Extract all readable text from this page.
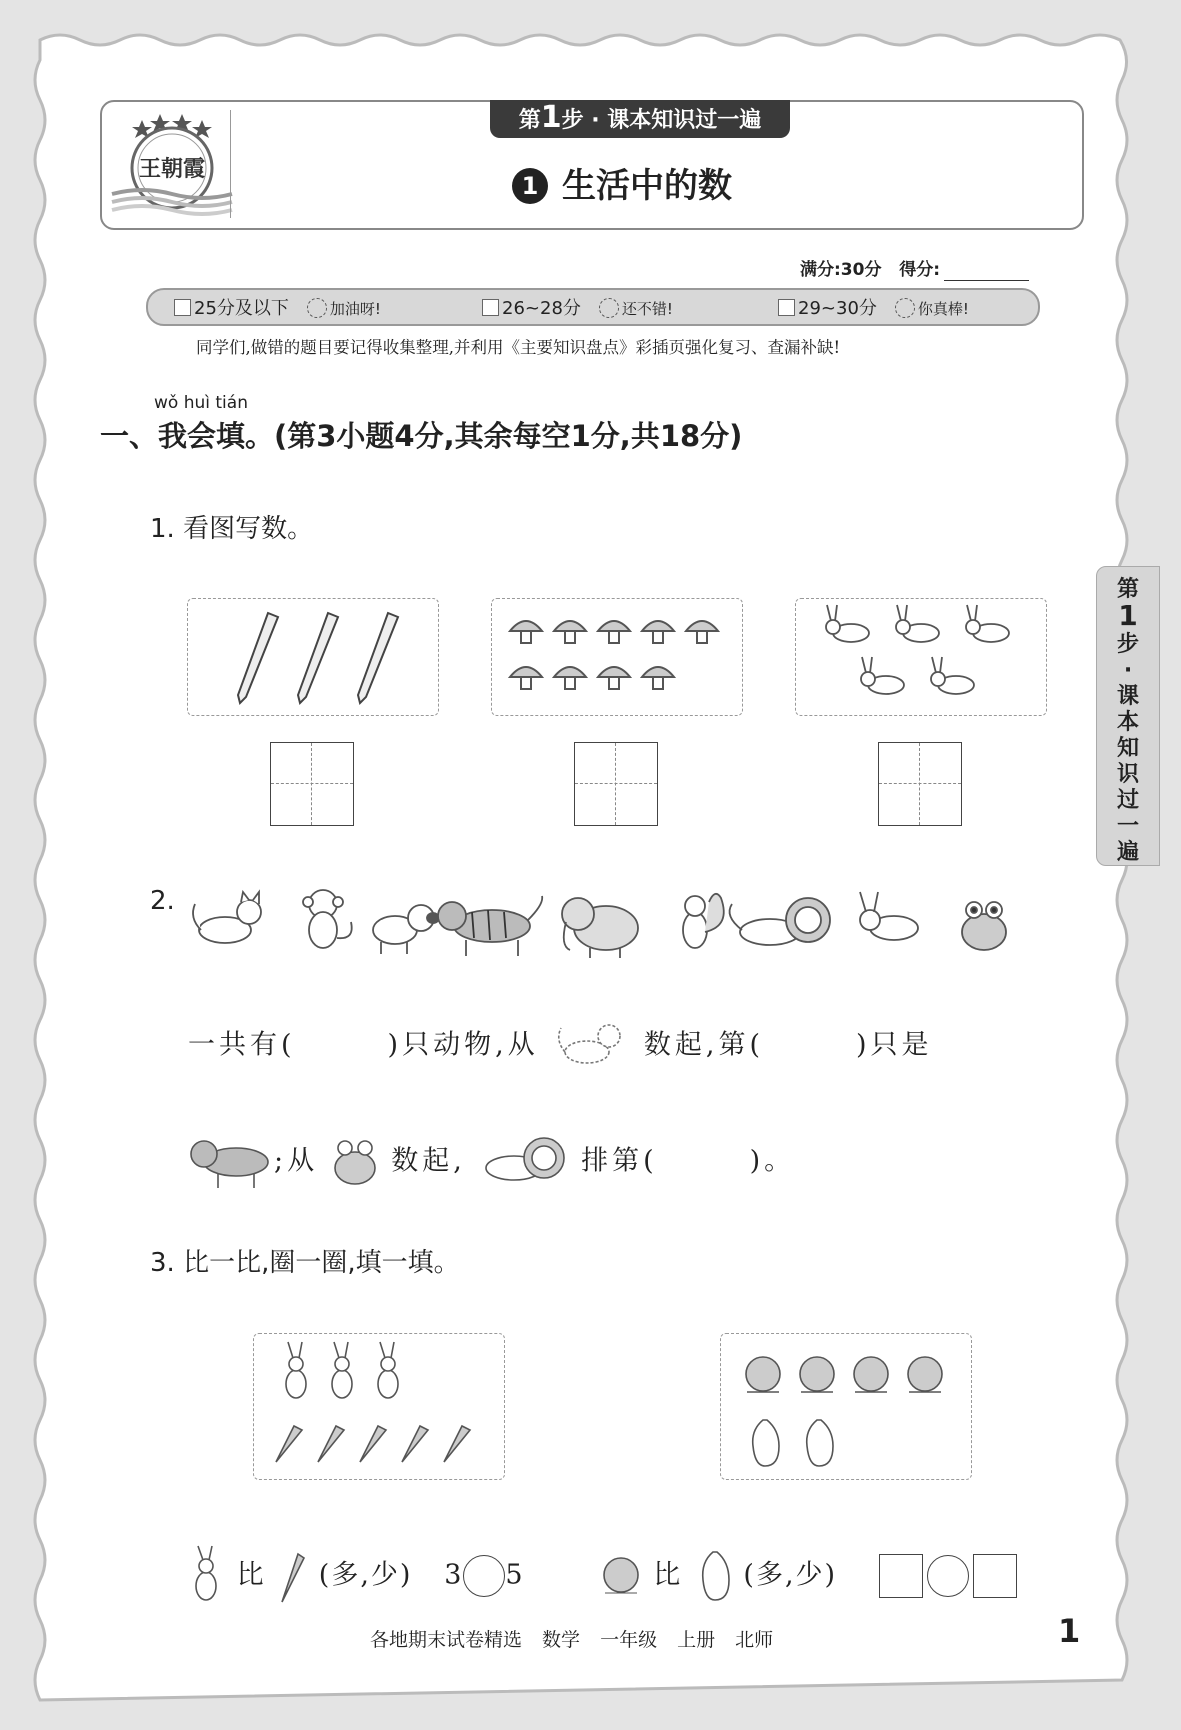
王朝霞
第1步 · 课本知识过一遍
1 生活中的数
满分:30分 得分:
25分及以下	加油呀!	26~28分	还不错!	29~30分	你真棒!
同学们,做错的题目要记得收集整理,并利用《主要知识盘点》彩插页强化复习、查漏补缺!
wǒ huì tián
一、我会填。(第3小题4分,其余每空1分,共18分)
1. 看图写数。
2.
一共有(	)只动物,从	数起,第(	)只是
;从	数起,	排第(	)。
3. 比一比,圈一圈,填一填。
比 (多,少) 3 5	比 (多,少)
第
1
步
·
课
本
知
识
过
一
遍
各地期末试卷精选 数学 一年级 上册 北师	1
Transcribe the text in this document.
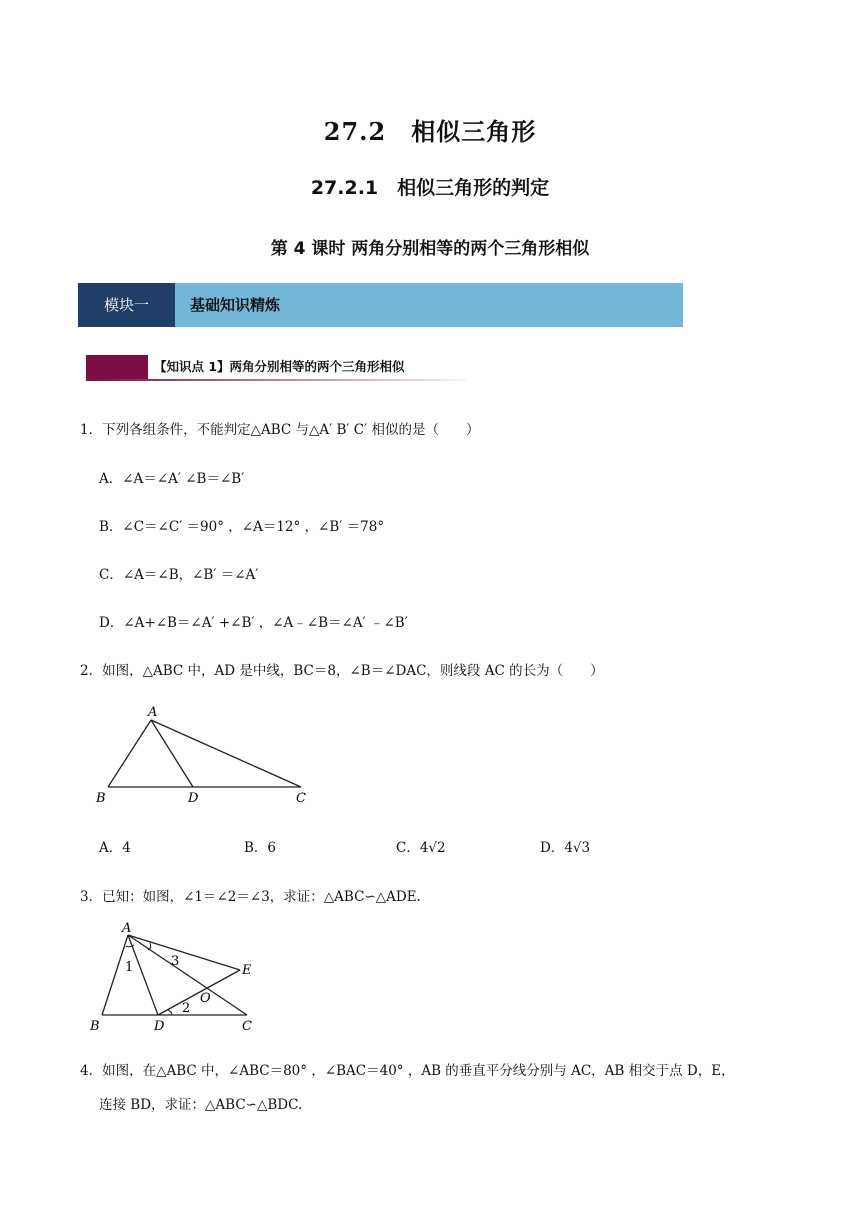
27.2　相似三角形
27.2.1　相似三角形的判定
第 4 课时 两角分别相等的两个三角形相似
模块一	基础知识精炼
【知识点 1】两角分别相等的两个三角形相似
1．下列各组条件，不能判定△ABC 与△A′ B′ C′ 相似的是（　　）
A．∠A＝∠A′ ∠B＝∠B′
B．∠C＝∠C′ ＝90° ，∠A＝12° ，∠B′ ＝78°
C．∠A＝∠B，∠B′ ＝∠A′
D．∠A+∠B＝∠A′ +∠B′ ，∠A﹣∠B＝∠A′ ﹣∠B′
2．如图，△ABC 中，AD 是中线，BC＝8，∠B＝∠DAC，则线段 AC 的长为（　　）
A
B	D	C
A．4	B．6	C．4√2	D．4√3
3．已知：如图，∠1＝∠2＝∠3，求证：△ABC∽△ADE.
B	D	C
A
E
O
1	3
2
4．如图，在△ABC 中，∠ABC＝80° ，∠BAC＝40° ，AB 的垂直平分线分别与 AC，AB 相交于点 D，E，
连接 BD，求证：△ABC∽△BDC.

> [Directions] Find and copy every line in the entries above where the string "this" occurs.

> [Task output]
Extract all readable text from this page.
Transcribe the text in this document.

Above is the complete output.